Texte fourni:
1.– Sur la première ligne de pensée : le démantèlement poussé sans restriction de l’imaginaire de la survie.
a) L’accomplissement jusqu’à son terme du travail de deuil : l’exercer aux dépens de l’attachement à soi. Le « détachement », selon Maître Eckhart, poussé jusqu’au renoncement aux projections imaginaires du soi identitaire après la mort propre : le même (indifféremment idem et ipse ?) dans le même temps, celui de la propre vie avant la mort et celui des survivants qui me survivront : voilà ce qui est à perdre. La mort est vraiment la fin de la vie dans le temps commun à moi vivant et à ceux qui me survivront. La survie, c’est les autres.

Entrées d'un jeu de données:
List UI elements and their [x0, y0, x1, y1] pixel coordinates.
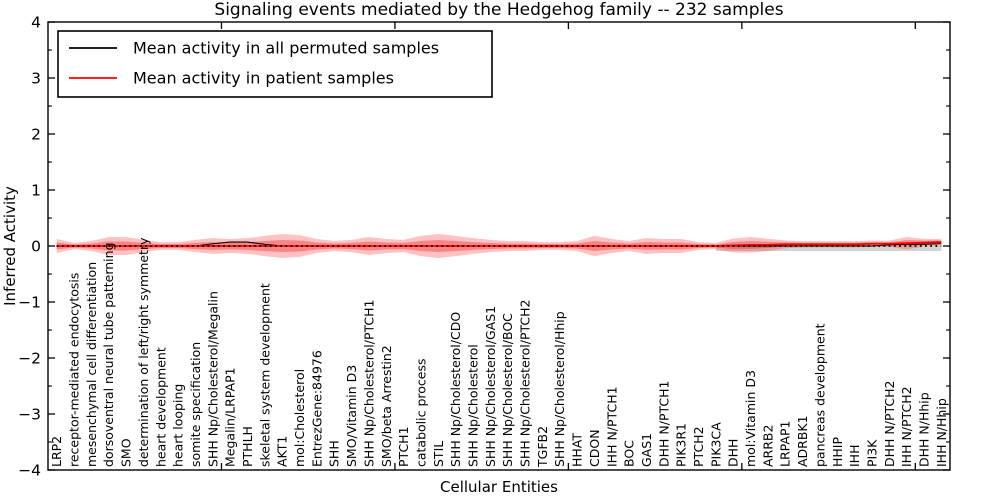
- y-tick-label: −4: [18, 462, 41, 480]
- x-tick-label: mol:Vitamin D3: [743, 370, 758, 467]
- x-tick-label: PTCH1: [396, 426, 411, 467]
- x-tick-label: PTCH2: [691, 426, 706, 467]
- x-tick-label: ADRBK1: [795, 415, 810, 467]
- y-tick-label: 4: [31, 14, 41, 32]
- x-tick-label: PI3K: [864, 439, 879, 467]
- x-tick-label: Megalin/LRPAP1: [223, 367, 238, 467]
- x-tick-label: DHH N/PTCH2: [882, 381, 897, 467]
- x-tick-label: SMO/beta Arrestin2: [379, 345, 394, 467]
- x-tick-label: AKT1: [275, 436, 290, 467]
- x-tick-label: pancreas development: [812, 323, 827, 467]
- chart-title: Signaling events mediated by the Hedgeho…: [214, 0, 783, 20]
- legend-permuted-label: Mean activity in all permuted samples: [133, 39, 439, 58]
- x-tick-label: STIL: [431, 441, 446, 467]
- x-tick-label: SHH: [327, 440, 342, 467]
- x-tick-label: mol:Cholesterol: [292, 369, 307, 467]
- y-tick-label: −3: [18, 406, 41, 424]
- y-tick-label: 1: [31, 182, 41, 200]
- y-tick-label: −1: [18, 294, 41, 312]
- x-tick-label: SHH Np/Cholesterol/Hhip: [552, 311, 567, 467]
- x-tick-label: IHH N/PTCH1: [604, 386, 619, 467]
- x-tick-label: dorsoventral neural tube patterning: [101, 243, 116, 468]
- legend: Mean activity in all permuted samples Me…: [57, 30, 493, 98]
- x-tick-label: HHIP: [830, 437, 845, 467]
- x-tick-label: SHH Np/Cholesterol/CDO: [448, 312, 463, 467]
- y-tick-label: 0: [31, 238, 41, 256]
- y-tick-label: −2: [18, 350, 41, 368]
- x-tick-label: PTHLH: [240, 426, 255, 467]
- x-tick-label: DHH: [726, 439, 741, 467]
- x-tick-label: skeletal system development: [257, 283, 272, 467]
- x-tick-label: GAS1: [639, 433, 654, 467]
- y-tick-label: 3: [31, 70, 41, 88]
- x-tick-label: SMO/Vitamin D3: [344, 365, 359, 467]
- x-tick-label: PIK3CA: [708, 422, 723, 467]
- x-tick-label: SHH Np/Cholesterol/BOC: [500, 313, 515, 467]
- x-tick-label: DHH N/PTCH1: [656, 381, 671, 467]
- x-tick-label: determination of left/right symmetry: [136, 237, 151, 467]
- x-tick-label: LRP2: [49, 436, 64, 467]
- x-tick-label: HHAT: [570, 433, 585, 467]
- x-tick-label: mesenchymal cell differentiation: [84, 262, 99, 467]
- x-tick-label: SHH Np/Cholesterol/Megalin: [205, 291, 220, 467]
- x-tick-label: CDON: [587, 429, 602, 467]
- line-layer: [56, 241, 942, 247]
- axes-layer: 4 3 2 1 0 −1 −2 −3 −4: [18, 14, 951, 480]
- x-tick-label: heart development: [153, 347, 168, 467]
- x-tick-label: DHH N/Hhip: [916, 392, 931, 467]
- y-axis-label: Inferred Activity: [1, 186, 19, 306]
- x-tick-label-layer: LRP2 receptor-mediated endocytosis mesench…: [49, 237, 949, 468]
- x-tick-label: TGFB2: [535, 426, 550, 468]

Travail à faire:
1) Dans le texte fourni, à quel maître est rattachée la notion de « détachement » ?
2) Recopiez fidèlement le passage du texte fourni qui va de « 1.– Sur la première » à « c’est les autres. ».

Réponses par consigne:
1) Maître Eckhart.

2)
1.– Sur la première ligne de pensée : le démantèlement poussé sans restriction de l’imaginaire de la survie.
a) L’accomplissement jusqu’à son terme du travail de deuil : l’exercer aux dépens de l’attachement à soi. Le « détachement », selon Maître Eckhart, poussé jusqu’au renoncement aux projections imaginaires du soi identitaire après la mort propre : le même (indifféremment idem et ipse ?) dans le même temps, celui de la propre vie avant la mort et celui des survivants qui me survivront : voilà ce qui est à perdre. La mort est vraiment la fin de la vie dans le temps commun à moi vivant et à ceux qui me survivront. La survie, c’est les autres.